Given exercise
Rewrite the part of the listing between the line containing "nav-records[interactable]: 기록실 [811, 104, 870, 135]" and the line containing "chip-img[interactable]: Img [1717, 116, 1763, 140]", both included, as a numbered list, leaving out any blank lines.
## begin
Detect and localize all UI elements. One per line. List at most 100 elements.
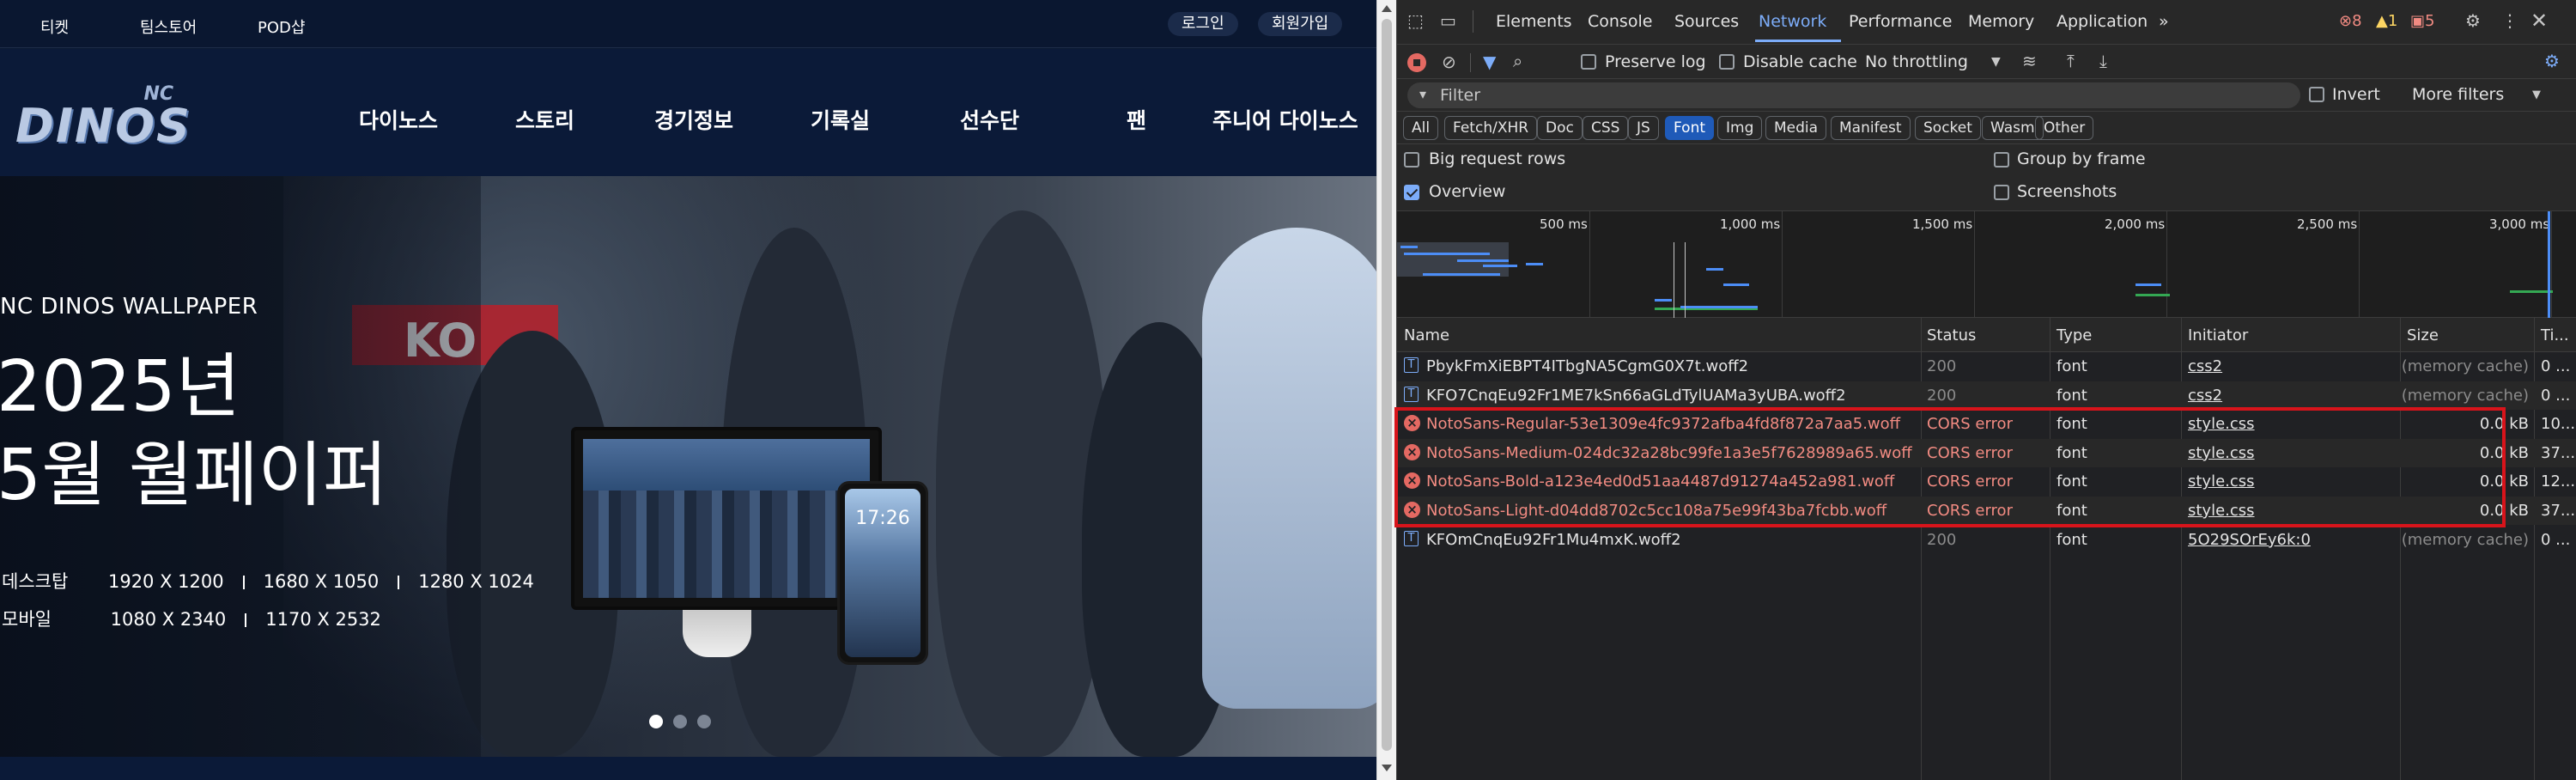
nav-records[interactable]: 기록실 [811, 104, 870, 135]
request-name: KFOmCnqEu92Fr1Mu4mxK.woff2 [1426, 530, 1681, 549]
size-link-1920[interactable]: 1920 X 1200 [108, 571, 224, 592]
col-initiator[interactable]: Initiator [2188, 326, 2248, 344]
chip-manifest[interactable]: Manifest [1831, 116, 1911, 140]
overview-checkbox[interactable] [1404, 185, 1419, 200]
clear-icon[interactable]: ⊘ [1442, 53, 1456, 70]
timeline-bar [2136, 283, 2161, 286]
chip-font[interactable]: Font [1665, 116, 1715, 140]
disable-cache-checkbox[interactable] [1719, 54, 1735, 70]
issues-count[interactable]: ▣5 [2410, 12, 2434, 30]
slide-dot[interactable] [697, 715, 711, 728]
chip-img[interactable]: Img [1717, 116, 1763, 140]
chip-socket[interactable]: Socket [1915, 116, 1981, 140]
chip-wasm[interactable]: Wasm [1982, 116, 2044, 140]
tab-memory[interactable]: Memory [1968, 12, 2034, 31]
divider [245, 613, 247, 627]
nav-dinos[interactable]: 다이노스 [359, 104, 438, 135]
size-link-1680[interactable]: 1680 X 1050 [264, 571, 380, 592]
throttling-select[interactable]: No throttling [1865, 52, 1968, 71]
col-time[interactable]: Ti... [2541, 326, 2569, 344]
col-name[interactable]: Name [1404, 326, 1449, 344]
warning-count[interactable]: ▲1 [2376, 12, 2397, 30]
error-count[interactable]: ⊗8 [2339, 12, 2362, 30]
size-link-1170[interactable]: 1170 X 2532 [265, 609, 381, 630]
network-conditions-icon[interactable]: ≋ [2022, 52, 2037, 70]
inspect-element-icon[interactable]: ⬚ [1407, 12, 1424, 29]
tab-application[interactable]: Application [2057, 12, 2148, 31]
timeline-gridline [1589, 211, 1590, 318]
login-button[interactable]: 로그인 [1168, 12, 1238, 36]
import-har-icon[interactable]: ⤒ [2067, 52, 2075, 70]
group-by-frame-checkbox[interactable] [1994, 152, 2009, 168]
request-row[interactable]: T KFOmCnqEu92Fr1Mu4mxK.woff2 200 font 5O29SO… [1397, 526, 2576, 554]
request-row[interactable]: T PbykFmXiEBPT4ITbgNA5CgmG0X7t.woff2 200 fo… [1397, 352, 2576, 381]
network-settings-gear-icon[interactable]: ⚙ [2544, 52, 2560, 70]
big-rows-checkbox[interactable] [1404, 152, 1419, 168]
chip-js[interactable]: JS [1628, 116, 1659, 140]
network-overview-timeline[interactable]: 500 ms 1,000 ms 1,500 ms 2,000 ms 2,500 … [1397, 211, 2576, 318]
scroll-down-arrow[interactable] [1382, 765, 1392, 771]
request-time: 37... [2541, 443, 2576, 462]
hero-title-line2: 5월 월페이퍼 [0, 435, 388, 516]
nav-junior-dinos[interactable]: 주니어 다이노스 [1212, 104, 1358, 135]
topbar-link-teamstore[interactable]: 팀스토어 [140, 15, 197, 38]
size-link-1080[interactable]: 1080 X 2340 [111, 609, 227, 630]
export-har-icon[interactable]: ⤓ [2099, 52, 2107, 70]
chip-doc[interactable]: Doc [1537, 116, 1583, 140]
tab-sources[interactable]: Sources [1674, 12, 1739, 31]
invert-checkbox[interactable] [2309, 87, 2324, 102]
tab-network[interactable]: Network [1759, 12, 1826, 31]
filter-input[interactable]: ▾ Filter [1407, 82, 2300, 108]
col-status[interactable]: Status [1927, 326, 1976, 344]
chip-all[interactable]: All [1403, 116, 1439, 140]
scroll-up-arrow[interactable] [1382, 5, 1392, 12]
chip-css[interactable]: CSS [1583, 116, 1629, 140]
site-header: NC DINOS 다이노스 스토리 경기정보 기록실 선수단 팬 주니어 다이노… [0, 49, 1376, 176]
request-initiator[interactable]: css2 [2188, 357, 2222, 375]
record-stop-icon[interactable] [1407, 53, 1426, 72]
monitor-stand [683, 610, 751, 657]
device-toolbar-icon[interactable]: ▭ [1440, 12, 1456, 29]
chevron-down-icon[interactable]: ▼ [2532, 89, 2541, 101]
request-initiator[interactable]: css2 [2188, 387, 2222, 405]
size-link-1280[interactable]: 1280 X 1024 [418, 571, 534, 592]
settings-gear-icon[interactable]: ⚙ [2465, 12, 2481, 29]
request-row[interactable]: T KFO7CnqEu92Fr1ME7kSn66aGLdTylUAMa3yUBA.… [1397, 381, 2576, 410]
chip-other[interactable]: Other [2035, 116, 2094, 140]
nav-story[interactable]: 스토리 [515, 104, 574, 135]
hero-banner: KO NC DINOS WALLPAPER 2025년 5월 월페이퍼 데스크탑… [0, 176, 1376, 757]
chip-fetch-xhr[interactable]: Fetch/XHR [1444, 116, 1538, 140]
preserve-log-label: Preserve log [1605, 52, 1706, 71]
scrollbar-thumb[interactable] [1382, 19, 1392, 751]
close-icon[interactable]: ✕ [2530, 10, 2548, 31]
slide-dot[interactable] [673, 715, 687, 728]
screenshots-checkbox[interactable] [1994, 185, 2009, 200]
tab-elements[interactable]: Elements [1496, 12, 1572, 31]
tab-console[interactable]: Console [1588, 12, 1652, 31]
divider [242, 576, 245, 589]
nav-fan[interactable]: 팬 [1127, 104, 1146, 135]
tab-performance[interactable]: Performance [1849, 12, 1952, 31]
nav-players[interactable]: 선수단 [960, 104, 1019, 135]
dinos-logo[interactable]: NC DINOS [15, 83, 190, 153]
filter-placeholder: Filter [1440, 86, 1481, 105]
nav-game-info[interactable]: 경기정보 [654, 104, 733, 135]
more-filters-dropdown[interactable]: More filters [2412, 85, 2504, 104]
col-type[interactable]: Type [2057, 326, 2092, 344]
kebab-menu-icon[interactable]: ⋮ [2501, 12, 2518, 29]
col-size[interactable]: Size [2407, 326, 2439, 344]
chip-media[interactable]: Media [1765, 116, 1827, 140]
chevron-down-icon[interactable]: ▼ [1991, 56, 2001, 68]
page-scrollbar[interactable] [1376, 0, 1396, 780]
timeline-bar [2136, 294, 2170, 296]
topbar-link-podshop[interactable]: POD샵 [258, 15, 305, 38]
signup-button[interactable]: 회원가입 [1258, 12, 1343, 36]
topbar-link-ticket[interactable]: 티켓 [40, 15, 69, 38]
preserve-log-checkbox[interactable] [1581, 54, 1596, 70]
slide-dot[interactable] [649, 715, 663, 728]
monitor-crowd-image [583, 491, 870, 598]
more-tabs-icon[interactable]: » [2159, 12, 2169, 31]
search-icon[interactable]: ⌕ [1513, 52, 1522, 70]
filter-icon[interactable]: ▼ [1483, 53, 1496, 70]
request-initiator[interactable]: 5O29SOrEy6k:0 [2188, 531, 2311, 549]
## end
Task answer
1. nav-records[interactable]: 기록실 [811, 104, 870, 135]
2. request-name: KFOmCnqEu92Fr1Mu4mxK.woff2 [1426, 530, 1681, 549]
3. size-link-1920[interactable]: 1920 X 1200 [108, 571, 224, 592]
4. col-initiator[interactable]: Initiator [2188, 326, 2248, 344]
5. chip-manifest[interactable]: Manifest [1831, 116, 1911, 140]
6. overview-checkbox[interactable] [1404, 185, 1419, 200]
7. clear-icon[interactable]: ⊘ [1442, 53, 1456, 70]
8. timeline-bar [2136, 283, 2161, 286]
9. chip-font[interactable]: Font [1665, 116, 1715, 140]
10. disable-cache-checkbox[interactable] [1719, 54, 1735, 70]
11. issues-count[interactable]: ▣5 [2410, 12, 2434, 30]
12. slide-dot[interactable] [697, 715, 711, 728]
13. chip-img[interactable]: Img [1717, 116, 1763, 140]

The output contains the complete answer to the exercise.